## Direction
Could you reproduce everything from the start of the records down to the line containing "bar[interactable]: [375, 250, 383, 265]", swapping "build-visual-button" for "create-visual-button" and leaving the rest unchanged?

## Items
>>>>

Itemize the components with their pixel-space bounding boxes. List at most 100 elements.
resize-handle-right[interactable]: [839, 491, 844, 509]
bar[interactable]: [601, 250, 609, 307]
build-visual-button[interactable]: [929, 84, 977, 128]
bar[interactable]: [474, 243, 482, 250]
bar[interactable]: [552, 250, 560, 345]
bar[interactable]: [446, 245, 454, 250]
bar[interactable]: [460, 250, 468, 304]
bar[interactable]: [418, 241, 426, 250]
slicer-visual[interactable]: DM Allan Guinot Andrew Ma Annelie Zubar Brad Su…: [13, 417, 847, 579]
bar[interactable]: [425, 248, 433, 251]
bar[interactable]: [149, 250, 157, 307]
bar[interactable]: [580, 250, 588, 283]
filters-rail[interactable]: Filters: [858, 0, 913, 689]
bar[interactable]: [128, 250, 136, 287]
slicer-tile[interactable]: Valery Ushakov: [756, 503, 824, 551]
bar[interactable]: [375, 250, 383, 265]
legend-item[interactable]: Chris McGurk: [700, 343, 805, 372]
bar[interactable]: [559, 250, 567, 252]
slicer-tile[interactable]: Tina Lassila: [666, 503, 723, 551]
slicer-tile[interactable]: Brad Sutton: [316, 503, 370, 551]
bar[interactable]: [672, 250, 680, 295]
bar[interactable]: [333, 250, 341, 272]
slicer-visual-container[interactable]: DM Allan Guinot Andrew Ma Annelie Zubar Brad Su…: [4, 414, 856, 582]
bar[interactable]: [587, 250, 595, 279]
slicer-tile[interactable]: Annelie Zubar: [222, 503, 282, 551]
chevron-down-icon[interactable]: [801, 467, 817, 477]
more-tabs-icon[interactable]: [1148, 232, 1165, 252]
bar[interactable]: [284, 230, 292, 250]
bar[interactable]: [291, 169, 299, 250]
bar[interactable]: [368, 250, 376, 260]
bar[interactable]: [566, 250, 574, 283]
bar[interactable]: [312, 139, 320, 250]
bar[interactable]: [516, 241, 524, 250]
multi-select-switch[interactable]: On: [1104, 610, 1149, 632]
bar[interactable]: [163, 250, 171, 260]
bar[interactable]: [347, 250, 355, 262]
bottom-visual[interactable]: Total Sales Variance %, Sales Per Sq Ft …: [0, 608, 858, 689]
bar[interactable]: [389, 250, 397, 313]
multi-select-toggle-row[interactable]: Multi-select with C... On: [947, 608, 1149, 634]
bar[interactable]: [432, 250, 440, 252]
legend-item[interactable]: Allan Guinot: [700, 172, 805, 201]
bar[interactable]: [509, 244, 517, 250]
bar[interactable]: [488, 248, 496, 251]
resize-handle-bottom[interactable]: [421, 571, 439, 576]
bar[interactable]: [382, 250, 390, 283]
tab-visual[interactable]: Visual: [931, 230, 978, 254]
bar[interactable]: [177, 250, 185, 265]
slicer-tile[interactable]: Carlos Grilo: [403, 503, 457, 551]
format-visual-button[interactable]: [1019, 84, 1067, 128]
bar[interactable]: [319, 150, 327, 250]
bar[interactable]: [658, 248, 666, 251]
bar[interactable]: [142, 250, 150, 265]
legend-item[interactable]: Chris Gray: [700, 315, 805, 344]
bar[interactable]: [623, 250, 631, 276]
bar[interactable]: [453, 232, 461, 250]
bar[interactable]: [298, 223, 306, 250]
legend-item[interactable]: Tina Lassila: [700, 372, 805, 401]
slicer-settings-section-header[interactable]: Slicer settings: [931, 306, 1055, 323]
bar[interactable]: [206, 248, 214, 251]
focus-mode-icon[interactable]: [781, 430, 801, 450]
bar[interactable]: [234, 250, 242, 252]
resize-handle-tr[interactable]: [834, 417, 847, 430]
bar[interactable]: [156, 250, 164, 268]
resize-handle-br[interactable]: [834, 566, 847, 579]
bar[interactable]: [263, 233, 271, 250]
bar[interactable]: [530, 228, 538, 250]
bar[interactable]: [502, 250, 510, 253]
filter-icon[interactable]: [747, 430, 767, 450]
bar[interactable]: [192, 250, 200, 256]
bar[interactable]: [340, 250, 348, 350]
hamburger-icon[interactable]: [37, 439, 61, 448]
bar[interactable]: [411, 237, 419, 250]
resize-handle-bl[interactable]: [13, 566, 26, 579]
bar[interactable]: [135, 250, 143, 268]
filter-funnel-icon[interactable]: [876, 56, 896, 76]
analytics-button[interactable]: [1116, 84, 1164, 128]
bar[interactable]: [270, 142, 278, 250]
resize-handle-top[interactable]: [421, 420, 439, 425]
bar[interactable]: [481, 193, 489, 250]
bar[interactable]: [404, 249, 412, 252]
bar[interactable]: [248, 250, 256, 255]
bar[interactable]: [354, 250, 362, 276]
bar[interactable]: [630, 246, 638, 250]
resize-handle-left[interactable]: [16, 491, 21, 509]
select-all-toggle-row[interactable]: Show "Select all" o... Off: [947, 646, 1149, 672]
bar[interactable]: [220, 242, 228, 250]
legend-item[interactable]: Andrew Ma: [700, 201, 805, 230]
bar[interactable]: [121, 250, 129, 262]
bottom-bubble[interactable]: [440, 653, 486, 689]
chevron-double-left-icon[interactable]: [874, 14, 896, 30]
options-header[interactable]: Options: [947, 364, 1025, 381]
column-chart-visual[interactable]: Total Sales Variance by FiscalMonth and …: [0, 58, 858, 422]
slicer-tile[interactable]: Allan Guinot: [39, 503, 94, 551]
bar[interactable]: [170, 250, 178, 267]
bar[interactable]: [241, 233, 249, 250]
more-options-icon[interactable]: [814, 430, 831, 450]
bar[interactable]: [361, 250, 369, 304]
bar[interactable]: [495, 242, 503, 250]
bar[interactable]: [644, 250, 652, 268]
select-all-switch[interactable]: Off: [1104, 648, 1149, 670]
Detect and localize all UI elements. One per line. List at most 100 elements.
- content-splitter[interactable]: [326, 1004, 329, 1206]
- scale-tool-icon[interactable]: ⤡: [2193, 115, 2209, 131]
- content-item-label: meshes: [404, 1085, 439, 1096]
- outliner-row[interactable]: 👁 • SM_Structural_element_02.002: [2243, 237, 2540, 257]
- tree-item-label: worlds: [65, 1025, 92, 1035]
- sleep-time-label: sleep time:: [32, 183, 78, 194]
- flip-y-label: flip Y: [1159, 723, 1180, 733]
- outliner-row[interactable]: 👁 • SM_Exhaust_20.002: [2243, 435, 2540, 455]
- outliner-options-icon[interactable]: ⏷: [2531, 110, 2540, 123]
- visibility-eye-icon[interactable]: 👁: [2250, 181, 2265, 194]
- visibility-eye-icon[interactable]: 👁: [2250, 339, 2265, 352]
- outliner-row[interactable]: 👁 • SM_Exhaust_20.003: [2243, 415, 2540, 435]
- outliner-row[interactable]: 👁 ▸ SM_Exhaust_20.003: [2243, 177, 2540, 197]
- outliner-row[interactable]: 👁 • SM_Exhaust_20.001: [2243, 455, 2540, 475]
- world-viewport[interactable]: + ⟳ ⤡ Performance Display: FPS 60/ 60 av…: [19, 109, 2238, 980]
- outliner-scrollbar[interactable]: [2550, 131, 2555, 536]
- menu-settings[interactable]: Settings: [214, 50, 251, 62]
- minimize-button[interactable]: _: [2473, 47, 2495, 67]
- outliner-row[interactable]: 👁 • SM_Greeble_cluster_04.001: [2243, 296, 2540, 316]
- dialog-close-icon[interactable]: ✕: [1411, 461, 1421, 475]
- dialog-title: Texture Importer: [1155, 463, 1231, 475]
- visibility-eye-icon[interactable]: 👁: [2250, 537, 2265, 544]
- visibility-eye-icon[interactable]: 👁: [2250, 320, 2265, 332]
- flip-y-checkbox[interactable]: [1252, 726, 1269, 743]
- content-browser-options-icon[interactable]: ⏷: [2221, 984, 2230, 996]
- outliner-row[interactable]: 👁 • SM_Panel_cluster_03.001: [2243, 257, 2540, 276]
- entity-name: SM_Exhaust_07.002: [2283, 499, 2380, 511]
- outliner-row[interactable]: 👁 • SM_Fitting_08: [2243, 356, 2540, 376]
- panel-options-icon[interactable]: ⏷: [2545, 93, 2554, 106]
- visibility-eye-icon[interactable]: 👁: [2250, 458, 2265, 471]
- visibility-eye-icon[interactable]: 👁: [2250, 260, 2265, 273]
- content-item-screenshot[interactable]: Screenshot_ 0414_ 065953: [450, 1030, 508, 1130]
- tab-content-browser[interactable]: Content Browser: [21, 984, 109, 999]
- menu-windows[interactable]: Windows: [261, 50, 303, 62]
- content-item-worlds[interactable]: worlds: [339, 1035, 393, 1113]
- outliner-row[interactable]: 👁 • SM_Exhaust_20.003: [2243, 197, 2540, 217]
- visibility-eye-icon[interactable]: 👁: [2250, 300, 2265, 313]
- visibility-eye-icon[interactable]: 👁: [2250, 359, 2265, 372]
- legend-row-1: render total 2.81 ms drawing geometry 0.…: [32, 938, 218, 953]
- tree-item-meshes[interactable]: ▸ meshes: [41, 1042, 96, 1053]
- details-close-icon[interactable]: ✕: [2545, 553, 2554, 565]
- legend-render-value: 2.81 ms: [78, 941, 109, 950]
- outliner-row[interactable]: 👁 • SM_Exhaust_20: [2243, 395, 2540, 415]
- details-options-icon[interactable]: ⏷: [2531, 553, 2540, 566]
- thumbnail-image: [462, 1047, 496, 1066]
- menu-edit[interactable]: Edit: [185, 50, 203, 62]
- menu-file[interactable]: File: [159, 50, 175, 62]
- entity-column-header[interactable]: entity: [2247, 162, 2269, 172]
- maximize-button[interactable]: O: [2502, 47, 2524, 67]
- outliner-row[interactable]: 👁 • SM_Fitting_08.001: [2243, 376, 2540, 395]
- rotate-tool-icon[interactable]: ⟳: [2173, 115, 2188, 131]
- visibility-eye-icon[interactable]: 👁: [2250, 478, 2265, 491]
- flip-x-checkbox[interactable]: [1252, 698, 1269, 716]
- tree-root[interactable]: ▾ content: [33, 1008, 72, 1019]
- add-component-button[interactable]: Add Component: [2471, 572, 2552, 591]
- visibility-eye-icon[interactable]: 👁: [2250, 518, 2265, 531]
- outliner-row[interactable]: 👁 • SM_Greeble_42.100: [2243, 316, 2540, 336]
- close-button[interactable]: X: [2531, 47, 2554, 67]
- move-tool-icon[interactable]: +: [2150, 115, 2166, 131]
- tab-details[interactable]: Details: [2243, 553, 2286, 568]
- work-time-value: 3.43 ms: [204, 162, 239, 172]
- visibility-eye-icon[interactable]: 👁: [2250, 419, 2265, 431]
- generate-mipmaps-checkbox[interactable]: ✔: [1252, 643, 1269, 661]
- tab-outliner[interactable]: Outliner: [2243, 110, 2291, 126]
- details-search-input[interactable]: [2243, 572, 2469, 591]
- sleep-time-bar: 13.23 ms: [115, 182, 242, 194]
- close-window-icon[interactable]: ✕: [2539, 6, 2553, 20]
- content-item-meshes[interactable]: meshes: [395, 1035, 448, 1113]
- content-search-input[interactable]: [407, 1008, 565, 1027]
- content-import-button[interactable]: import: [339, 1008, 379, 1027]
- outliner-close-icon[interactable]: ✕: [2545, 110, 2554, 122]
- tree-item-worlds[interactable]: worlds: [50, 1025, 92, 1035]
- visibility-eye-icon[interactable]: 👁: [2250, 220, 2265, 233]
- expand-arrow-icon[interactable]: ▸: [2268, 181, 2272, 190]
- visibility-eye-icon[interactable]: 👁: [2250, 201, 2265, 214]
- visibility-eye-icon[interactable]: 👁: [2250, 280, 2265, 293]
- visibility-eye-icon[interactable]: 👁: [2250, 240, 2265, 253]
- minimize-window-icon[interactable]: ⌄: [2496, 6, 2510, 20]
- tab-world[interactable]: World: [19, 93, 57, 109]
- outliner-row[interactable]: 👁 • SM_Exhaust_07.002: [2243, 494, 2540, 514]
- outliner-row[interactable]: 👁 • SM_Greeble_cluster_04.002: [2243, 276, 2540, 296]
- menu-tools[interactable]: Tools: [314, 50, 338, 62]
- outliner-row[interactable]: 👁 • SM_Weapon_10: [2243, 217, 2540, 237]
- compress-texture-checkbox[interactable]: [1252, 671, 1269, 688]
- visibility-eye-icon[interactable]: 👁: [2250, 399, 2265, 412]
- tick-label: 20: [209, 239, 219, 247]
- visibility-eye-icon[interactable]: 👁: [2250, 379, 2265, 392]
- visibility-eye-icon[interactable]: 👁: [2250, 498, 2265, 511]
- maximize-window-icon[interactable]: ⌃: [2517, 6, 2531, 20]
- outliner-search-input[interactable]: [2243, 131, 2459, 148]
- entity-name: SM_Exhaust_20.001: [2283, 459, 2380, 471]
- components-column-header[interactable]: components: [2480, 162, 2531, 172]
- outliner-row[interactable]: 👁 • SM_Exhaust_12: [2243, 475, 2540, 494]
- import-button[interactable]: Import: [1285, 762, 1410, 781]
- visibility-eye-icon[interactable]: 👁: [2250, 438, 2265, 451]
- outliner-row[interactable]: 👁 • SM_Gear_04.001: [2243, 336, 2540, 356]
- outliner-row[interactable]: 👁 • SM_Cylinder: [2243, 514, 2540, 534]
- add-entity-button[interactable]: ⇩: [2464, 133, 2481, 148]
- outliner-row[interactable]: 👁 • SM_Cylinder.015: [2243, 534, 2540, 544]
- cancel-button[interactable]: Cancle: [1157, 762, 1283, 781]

<<<<

## Task answer
Itemize the components with their pixel-space bounding boxes. List at most 100 elements.
resize-handle-right[interactable]: [839, 491, 844, 509]
bar[interactable]: [601, 250, 609, 307]
create-visual-button[interactable]: [929, 84, 977, 128]
bar[interactable]: [474, 243, 482, 250]
bar[interactable]: [552, 250, 560, 345]
bar[interactable]: [446, 245, 454, 250]
bar[interactable]: [460, 250, 468, 304]
bar[interactable]: [418, 241, 426, 250]
slicer-visual[interactable]: DM Allan Guinot Andrew Ma Annelie Zubar Brad Su…: [13, 417, 847, 579]
bar[interactable]: [425, 248, 433, 251]
bar[interactable]: [149, 250, 157, 307]
bar[interactable]: [580, 250, 588, 283]
filters-rail[interactable]: Filters: [858, 0, 913, 689]
bar[interactable]: [128, 250, 136, 287]
slicer-tile[interactable]: Valery Ushakov: [756, 503, 824, 551]
bar[interactable]: [375, 250, 383, 265]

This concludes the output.